*OPDRACHT:*
Zet de bespreking van de documentaire The Condemned voort na de laatste zin.

┌─ BRON

The Condemned

Red Zed Films & 24 Doc

Het zou de start kunnen zijn van een spannende Hollywood-thriller of actiefilm. In het hart van Rusland. In een bos, groter dan Duitsland. Waar de temperaturen in de winter dalen tot veertig graden onder nul. Op zeven uur rijden van de dichtstbijzijnde stad. Zijn 260 mannen opgesloten. In een gevangenis waar alleen moordenaars zitten. En nu maken The Condemned (79 min.) plannen om te ontsnappen…

Tenminste, als dit geen documentaire was geweest… In werkelijkheid zitten die mannen vast in de Federale Strafkolonie 56 en blijven ze daar voorlopig ook nog wel even zitten. Zij zijn onder te verdelen in twee groepen: 175 veroordeelden leven samen in een zeer hiërarchische gemeenschap, terwijl 85 levenslang gestraften juist alleen in bedompte cellen van vijf vierkante meter wonen op een zwaarbewaakte afdeling.

Zij zitten 23 uur per dag in hun cel en worden gemonitord met beveiligingscamera’s, want ze mogen overdag niet op hun bed gaan liggen. In die cel zijn ze overgeleverd aan hun eigen gedachten. ‘Het is niet moeilijk om iemand te doden’, vertelt Timur Temirov in deze ijzingwekkende film van Nick Read uit 2013. ‘Het is alleen moeilijk om ermee te leven. Ik herinner me al mijn misdaden. Allemaal. Dat is m’n ergste straf.’

Directeur Subkhan Dadashev heeft desondanks nog nooit medelijden gehad met de terroristen, (serie)moordenaars en verkrachters die hij al ruim 25 jaar onder zijn hoede heeft. Ze hebben ‘t er zelf naar gemaakt, vindt hij. Samen zijn ze goed voor maar liefst achthonderd doden. Tot zijn spijt is de doodstraf echter afgeschaft in 1996. Niet lang daarna maakten enkele ter dood veroordeelden er overigens zelf een einde aan.

└─
┌─ AANGELEVERDE GEGEVENS

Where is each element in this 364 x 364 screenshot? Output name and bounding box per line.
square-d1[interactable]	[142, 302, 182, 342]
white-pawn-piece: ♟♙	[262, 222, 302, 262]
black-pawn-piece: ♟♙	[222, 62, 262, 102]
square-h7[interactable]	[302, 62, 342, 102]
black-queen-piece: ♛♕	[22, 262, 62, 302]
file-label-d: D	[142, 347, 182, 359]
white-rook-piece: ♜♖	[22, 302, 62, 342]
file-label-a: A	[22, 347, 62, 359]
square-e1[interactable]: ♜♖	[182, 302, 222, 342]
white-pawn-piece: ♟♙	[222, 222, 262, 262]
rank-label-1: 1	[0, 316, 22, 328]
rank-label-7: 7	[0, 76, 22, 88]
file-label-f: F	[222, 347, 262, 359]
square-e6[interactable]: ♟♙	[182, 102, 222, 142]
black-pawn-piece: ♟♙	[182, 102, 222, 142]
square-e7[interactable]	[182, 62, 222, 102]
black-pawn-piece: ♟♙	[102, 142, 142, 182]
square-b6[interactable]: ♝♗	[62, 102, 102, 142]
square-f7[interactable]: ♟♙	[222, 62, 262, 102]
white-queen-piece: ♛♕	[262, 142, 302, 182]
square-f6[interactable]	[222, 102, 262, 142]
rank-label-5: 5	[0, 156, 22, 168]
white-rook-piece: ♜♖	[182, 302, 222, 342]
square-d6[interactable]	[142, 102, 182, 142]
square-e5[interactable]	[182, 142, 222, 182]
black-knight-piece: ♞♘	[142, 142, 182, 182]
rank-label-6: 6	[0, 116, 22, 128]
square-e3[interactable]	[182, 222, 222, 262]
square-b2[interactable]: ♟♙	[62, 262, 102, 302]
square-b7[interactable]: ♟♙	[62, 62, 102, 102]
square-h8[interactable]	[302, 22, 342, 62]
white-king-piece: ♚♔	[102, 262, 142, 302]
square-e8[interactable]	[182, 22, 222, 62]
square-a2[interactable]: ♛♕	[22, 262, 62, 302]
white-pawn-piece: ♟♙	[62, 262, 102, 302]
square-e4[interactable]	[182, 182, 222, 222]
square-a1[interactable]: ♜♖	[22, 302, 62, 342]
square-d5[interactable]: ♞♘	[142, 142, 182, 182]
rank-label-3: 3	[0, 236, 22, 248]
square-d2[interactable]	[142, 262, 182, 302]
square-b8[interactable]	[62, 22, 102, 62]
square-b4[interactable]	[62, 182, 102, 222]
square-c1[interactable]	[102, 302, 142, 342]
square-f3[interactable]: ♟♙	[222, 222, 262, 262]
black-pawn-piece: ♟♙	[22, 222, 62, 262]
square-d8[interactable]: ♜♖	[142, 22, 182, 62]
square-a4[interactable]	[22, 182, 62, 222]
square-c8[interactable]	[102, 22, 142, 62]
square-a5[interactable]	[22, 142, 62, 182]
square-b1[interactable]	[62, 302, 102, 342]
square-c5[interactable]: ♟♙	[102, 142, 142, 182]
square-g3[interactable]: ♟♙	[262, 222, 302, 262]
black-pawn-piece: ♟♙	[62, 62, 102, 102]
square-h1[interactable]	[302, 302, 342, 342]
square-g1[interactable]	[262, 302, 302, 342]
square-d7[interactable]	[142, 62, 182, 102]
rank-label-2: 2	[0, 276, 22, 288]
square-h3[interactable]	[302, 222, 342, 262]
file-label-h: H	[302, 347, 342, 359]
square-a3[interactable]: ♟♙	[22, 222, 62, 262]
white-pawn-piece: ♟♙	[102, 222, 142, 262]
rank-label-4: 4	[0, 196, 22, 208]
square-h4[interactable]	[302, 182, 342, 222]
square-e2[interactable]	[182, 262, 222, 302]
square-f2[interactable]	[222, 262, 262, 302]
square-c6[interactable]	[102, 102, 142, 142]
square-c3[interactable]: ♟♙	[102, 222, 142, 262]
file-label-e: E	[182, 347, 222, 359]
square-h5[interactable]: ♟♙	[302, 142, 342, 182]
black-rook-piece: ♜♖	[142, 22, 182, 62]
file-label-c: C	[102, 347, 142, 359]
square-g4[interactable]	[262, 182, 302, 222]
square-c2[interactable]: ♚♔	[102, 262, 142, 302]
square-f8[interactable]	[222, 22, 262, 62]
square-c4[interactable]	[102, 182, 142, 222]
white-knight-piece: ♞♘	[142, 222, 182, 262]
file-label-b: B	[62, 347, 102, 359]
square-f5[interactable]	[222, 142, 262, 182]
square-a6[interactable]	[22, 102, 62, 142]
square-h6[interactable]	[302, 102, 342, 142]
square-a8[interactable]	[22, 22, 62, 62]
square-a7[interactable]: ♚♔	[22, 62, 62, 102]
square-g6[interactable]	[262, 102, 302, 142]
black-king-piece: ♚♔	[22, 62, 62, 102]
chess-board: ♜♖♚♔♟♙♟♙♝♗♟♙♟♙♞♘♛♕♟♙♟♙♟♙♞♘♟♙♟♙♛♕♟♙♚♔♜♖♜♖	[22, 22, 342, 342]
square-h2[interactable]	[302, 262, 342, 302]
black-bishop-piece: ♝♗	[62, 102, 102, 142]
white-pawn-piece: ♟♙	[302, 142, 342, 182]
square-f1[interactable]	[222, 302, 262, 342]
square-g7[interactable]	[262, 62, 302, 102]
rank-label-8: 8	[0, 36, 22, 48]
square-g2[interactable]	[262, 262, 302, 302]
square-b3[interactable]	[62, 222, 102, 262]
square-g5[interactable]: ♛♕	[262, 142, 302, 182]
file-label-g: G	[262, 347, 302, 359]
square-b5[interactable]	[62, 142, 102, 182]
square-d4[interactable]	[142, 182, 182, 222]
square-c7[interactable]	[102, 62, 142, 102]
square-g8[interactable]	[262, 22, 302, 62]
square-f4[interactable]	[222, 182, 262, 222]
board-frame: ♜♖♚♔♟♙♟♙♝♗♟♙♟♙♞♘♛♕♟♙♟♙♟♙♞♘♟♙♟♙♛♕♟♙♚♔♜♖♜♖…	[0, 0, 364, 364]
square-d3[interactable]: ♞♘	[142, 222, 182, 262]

└─

*UITWERKING:*
Vladimir Eremeev zat ook ooit in de dodencel, maar behoort als zestiger inmiddels tot het meubilair van de gevangenisgemeenschap. Daar moet hij zich staande houden binnen een strikt systeem, met geheel eigen regels en codes. Als homo behoort Mikhail Nekrashuk bijvoorbeeld tot de onderklasse. Die bestaat verder uit mannen die zich aan een kind of jongen hebben vergrepen. Zij eten apart, met hun eigen bestek.

In deze beklemmende omgeving, koud en grijs vastgelegd, geeft Read de gedetineerde mannen de gelegenheid om te reflecteren op hun leven en verleden. Zij doen dat opmerkelijk open en zelfkritisch. Ze hebben waarschijnlijk ook weinig meer te verliezen – al is het een enkeling zowaar gelukt om vanuit de gevangenis een relatie te beginnen en kinderen te verwekken. Anderen wachten soms al jaren op contact met een familielid.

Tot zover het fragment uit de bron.